◆ WHAT IS NEEDED ◆
Transcribe every entry word for word. Skip the pictures.

◆ Items listed in a dataset ◆
* * *

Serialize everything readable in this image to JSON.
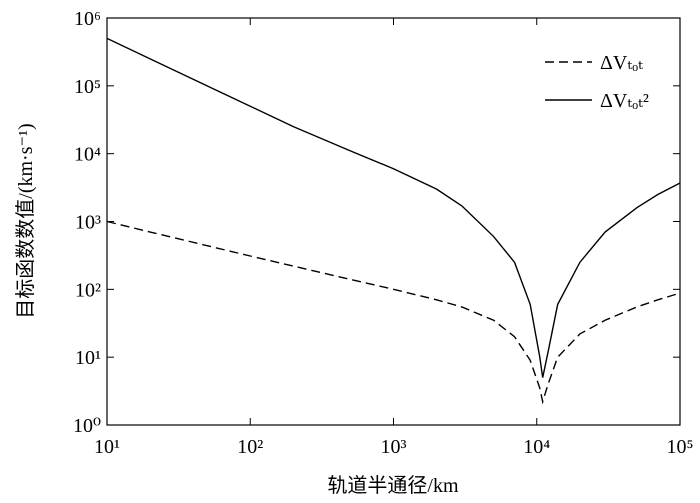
{
  "chart_data": {
    "type": "line",
    "x_label": "轨道半通径/km",
    "y_label": "目标函数数值/(km·s⁻¹)",
    "log_x": true,
    "log_y": true,
    "xlim": [
      10,
      100000
    ],
    "xticks": [
      {
        "value": 10,
        "label": "10¹"
      },
      {
        "value": 100,
        "label": "10²"
      },
      {
        "value": 1000,
        "label": "10³"
      },
      {
        "value": 10000,
        "label": "10⁴"
      },
      {
        "value": 100000,
        "label": "10⁵"
      }
    ],
    "ylim": [
      1,
      1000000
    ],
    "yticks": [
      {
        "value": 1,
        "label": "10⁰"
      },
      {
        "value": 10,
        "label": "10¹"
      },
      {
        "value": 100,
        "label": "10²"
      },
      {
        "value": 1000,
        "label": "10³"
      },
      {
        "value": 10000,
        "label": "10⁴"
      },
      {
        "value": 100000,
        "label": "10⁵"
      },
      {
        "value": 1000000,
        "label": "10⁶"
      }
    ],
    "legend": "upper right",
    "x": [
      10,
      20,
      50,
      100,
      200,
      500,
      1000,
      2000,
      3000,
      5000,
      7000,
      9000,
      10500,
      11000,
      12000,
      14000,
      20000,
      30000,
      50000,
      70000,
      100000
    ],
    "series": [
      {
        "name": "ΔVₜₒₜ",
        "color": "#000000",
        "dash": true,
        "values": [
          1000,
          700,
          440,
          310,
          220,
          140,
          100,
          70,
          55,
          35,
          20,
          9,
          3.5,
          2.2,
          4,
          10,
          22,
          35,
          55,
          70,
          88
        ]
      },
      {
        "name": "ΔVₜₒₜ²",
        "color": "#000000",
        "dash": false,
        "values": [
          500000,
          250000,
          100000,
          50000,
          25000,
          11000,
          6000,
          3000,
          1700,
          600,
          250,
          60,
          10,
          5,
          12,
          60,
          250,
          700,
          1600,
          2500,
          3700
        ]
      }
    ]
  }
}
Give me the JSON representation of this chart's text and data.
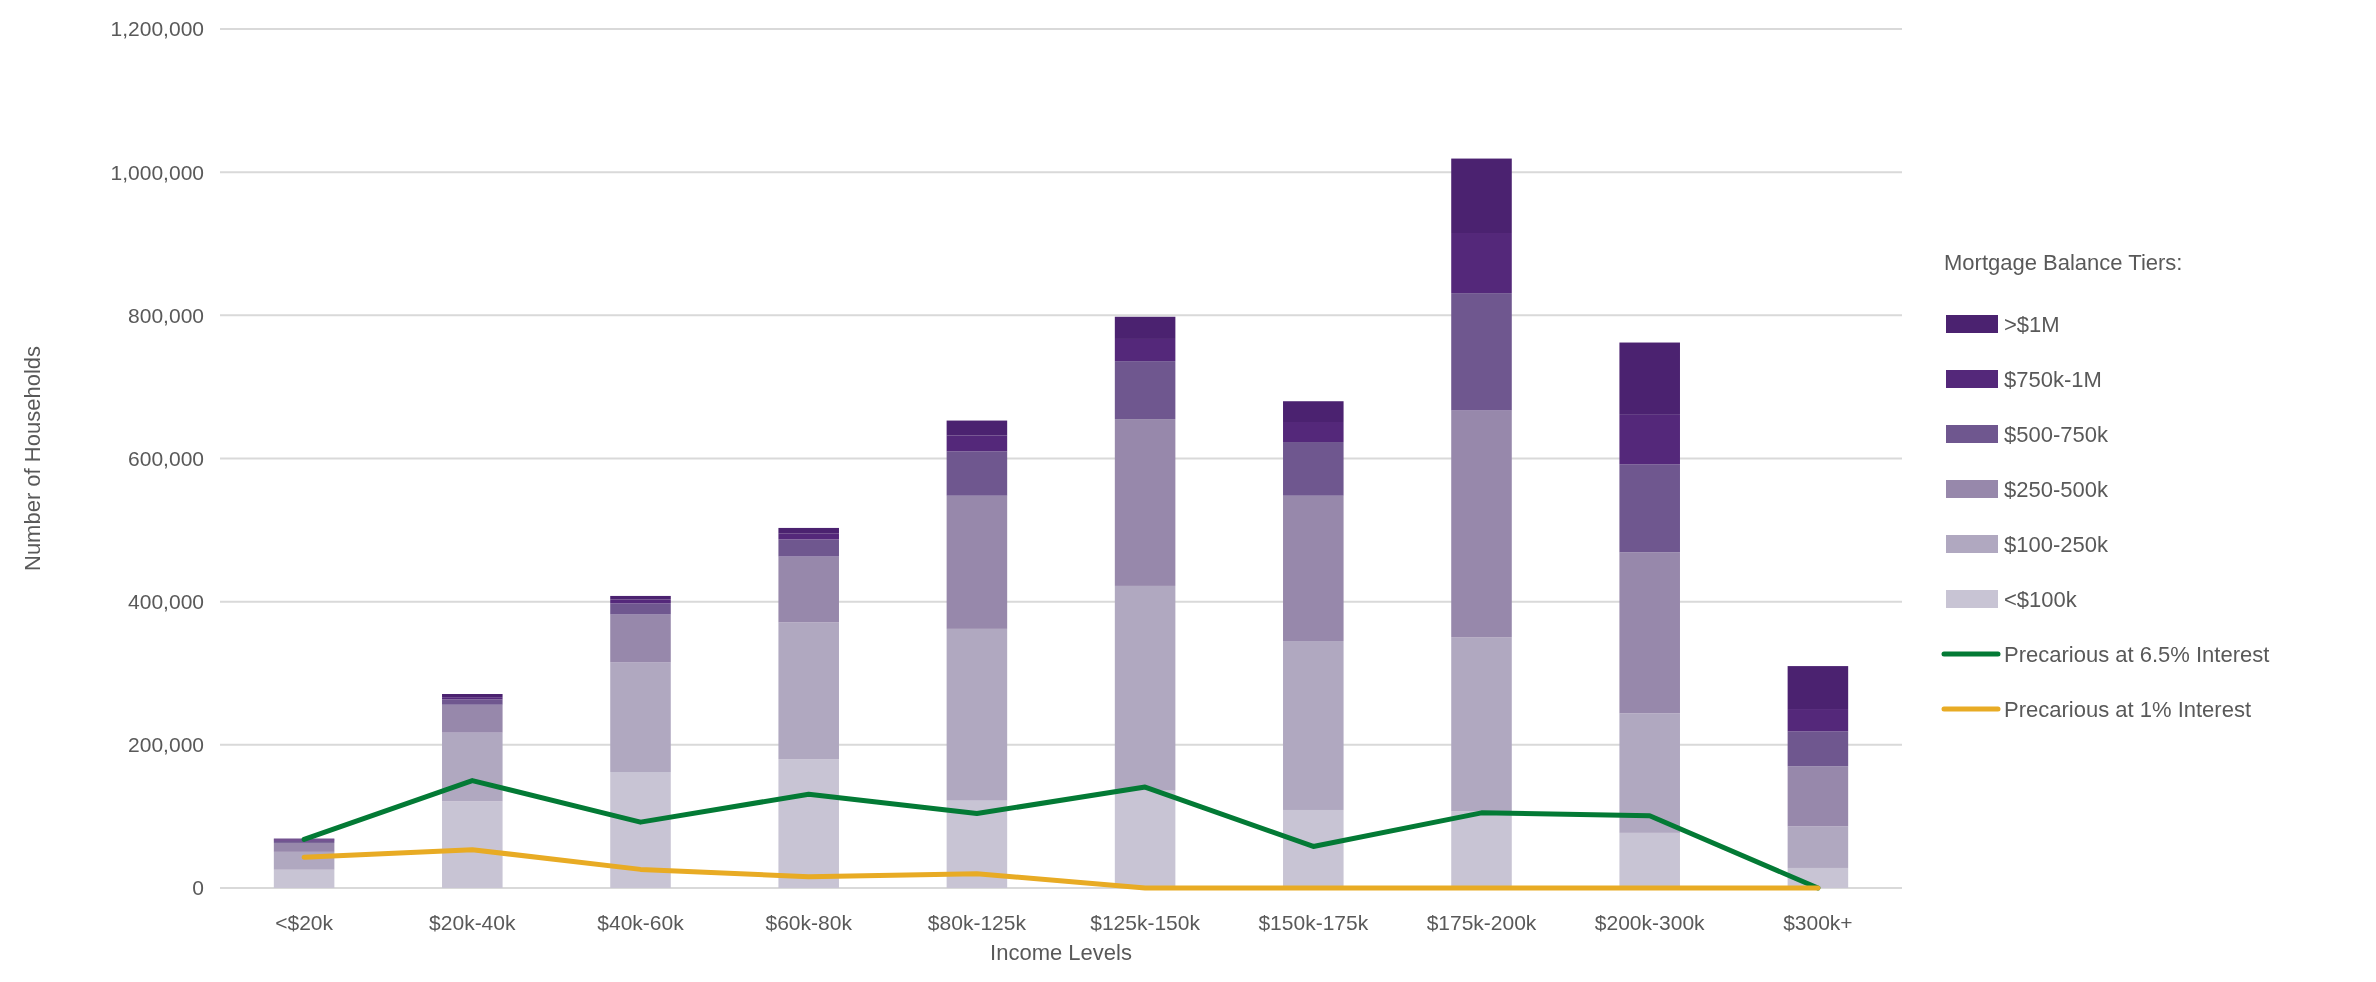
{
  "chart_data": {
    "type": "bar",
    "stacked": true,
    "xlabel": "Income Levels",
    "ylabel": "Number of Households",
    "legend_title": "Mortgage Balance Tiers:",
    "legend": "right",
    "grid": "y",
    "categories": [
      "<$20k",
      "$20k-40k",
      "$40k-60k",
      "$60k-80k",
      "$80k-125k",
      "$125k-150k",
      "$150k-175k",
      "$175k-200k",
      "$200k-300k",
      "$300k+"
    ],
    "ylim": [
      0,
      1200000
    ],
    "yticks": [
      {
        "value": 0,
        "label": "0"
      },
      {
        "value": 200000,
        "label": "200,000"
      },
      {
        "value": 400000,
        "label": "400,000"
      },
      {
        "value": 600000,
        "label": "600,000"
      },
      {
        "value": 800000,
        "label": "800,000"
      },
      {
        "value": 1000000,
        "label": "1,000,000"
      },
      {
        "value": 1200000,
        "label": "1,200,000"
      }
    ],
    "series": [
      {
        "name": "<$100k",
        "color": "#c8c4d4",
        "values": [
          25500,
          121000,
          162000,
          180000,
          122000,
          136000,
          109000,
          107000,
          77000,
          28000
        ]
      },
      {
        "name": "$100-250k",
        "color": "#b0a8c0",
        "values": [
          25000,
          96000,
          153000,
          191000,
          240000,
          286000,
          236000,
          243000,
          167000,
          58000
        ]
      },
      {
        "name": "$250-500k",
        "color": "#9788ab",
        "values": [
          12500,
          39000,
          67000,
          92000,
          186000,
          233000,
          203000,
          317000,
          225000,
          84000
        ]
      },
      {
        "name": "$500-750k",
        "color": "#6f578f",
        "values": [
          3000,
          7500,
          15500,
          24000,
          62000,
          81000,
          75000,
          164000,
          123000,
          49000
        ]
      },
      {
        "name": "$750k-1M",
        "color": "#54287a",
        "values": [
          1500,
          3000,
          5500,
          8000,
          22000,
          31000,
          28000,
          84000,
          69000,
          31000
        ]
      },
      {
        "name": ">$1M",
        "color": "#4b2270",
        "values": [
          1500,
          4500,
          5000,
          8000,
          21000,
          31000,
          29000,
          104000,
          101000,
          60000
        ]
      },
      {
        "name": "Precarious at 6.5% Interest",
        "type": "line",
        "color": "#037a35",
        "values": [
          68000,
          150000,
          92000,
          131000,
          104000,
          141000,
          58000,
          105000,
          101000,
          0
        ]
      },
      {
        "name": "Precarious at 1% Interest",
        "type": "line",
        "color": "#e8ab24",
        "values": [
          43000,
          53500,
          26000,
          15600,
          20000,
          0,
          0,
          0,
          0,
          0
        ]
      }
    ]
  }
}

* * *

◆ RESULT OF THE EXERCISE ◆
Serialize everything readable in this image to JSON.
{
  "chart_data": {
    "type": "line",
    "x_label": "轨道半通径/km",
    "y_label": "目标函数数值/(km·s⁻¹)",
    "log_x": true,
    "log_y": true,
    "xlim": [
      10,
      100000
    ],
    "xticks": [
      {
        "value": 10,
        "label": "10¹"
      },
      {
        "value": 100,
        "label": "10²"
      },
      {
        "value": 1000,
        "label": "10³"
      },
      {
        "value": 10000,
        "label": "10⁴"
      },
      {
        "value": 100000,
        "label": "10⁵"
      }
    ],
    "ylim": [
      1,
      1000000
    ],
    "yticks": [
      {
        "value": 1,
        "label": "10⁰"
      },
      {
        "value": 10,
        "label": "10¹"
      },
      {
        "value": 100,
        "label": "10²"
      },
      {
        "value": 1000,
        "label": "10³"
      },
      {
        "value": 10000,
        "label": "10⁴"
      },
      {
        "value": 100000,
        "label": "10⁵"
      },
      {
        "value": 1000000,
        "label": "10⁶"
      }
    ],
    "legend": "upper right",
    "x": [
      10,
      20,
      50,
      100,
      200,
      500,
      1000,
      2000,
      3000,
      5000,
      7000,
      9000,
      10500,
      11000,
      12000,
      14000,
      20000,
      30000,
      50000,
      70000,
      100000
    ],
    "series": [
      {
        "name": "ΔVₜₒₜ",
        "color": "#000000",
        "dash": true,
        "values": [
          1000,
          700,
          440,
          310,
          220,
          140,
          100,
          70,
          55,
          35,
          20,
          9,
          3.5,
          2.2,
          4,
          10,
          22,
          35,
          55,
          70,
          88
        ]
      },
      {
        "name": "ΔVₜₒₜ²",
        "color": "#000000",
        "dash": false,
        "values": [
          500000,
          250000,
          100000,
          50000,
          25000,
          11000,
          6000,
          3000,
          1700,
          600,
          250,
          60,
          10,
          5,
          12,
          60,
          250,
          700,
          1600,
          2500,
          3700
        ]
      }
    ]
  }
}
Give me the JSON representation of this chart's text and data.
{
  "chart_data": {
    "type": "bar",
    "stacked": true,
    "xlabel": "Income Levels",
    "ylabel": "Number of Households",
    "legend_title": "Mortgage Balance Tiers:",
    "legend": "right",
    "grid": "y",
    "categories": [
      "<$20k",
      "$20k-40k",
      "$40k-60k",
      "$60k-80k",
      "$80k-125k",
      "$125k-150k",
      "$150k-175k",
      "$175k-200k",
      "$200k-300k",
      "$300k+"
    ],
    "ylim": [
      0,
      1200000
    ],
    "yticks": [
      {
        "value": 0,
        "label": "0"
      },
      {
        "value": 200000,
        "label": "200,000"
      },
      {
        "value": 400000,
        "label": "400,000"
      },
      {
        "value": 600000,
        "label": "600,000"
      },
      {
        "value": 800000,
        "label": "800,000"
      },
      {
        "value": 1000000,
        "label": "1,000,000"
      },
      {
        "value": 1200000,
        "label": "1,200,000"
      }
    ],
    "series": [
      {
        "name": "<$100k",
        "color": "#c8c4d4",
        "values": [
          25500,
          121000,
          162000,
          180000,
          122000,
          136000,
          109000,
          107000,
          77000,
          28000
        ]
      },
      {
        "name": "$100-250k",
        "color": "#b0a8c0",
        "values": [
          25000,
          96000,
          153000,
          191000,
          240000,
          286000,
          236000,
          243000,
          167000,
          58000
        ]
      },
      {
        "name": "$250-500k",
        "color": "#9788ab",
        "values": [
          12500,
          39000,
          67000,
          92000,
          186000,
          233000,
          203000,
          317000,
          225000,
          84000
        ]
      },
      {
        "name": "$500-750k",
        "color": "#6f578f",
        "values": [
          3000,
          7500,
          15500,
          24000,
          62000,
          81000,
          75000,
          164000,
          123000,
          49000
        ]
      },
      {
        "name": "$750k-1M",
        "color": "#54287a",
        "values": [
          1500,
          3000,
          5500,
          8000,
          22000,
          31000,
          28000,
          84000,
          69000,
          31000
        ]
      },
      {
        "name": ">$1M",
        "color": "#4b2270",
        "values": [
          1500,
          4500,
          5000,
          8000,
          21000,
          31000,
          29000,
          104000,
          101000,
          60000
        ]
      },
      {
        "name": "Precarious at 6.5% Interest",
        "type": "line",
        "color": "#037a35",
        "values": [
          68000,
          150000,
          92000,
          131000,
          104000,
          141000,
          58000,
          105000,
          101000,
          0
        ]
      },
      {
        "name": "Precarious at 1% Interest",
        "type": "line",
        "color": "#e8ab24",
        "values": [
          43000,
          53500,
          26000,
          15600,
          20000,
          0,
          0,
          0,
          0,
          0
        ]
      }
    ]
  }
}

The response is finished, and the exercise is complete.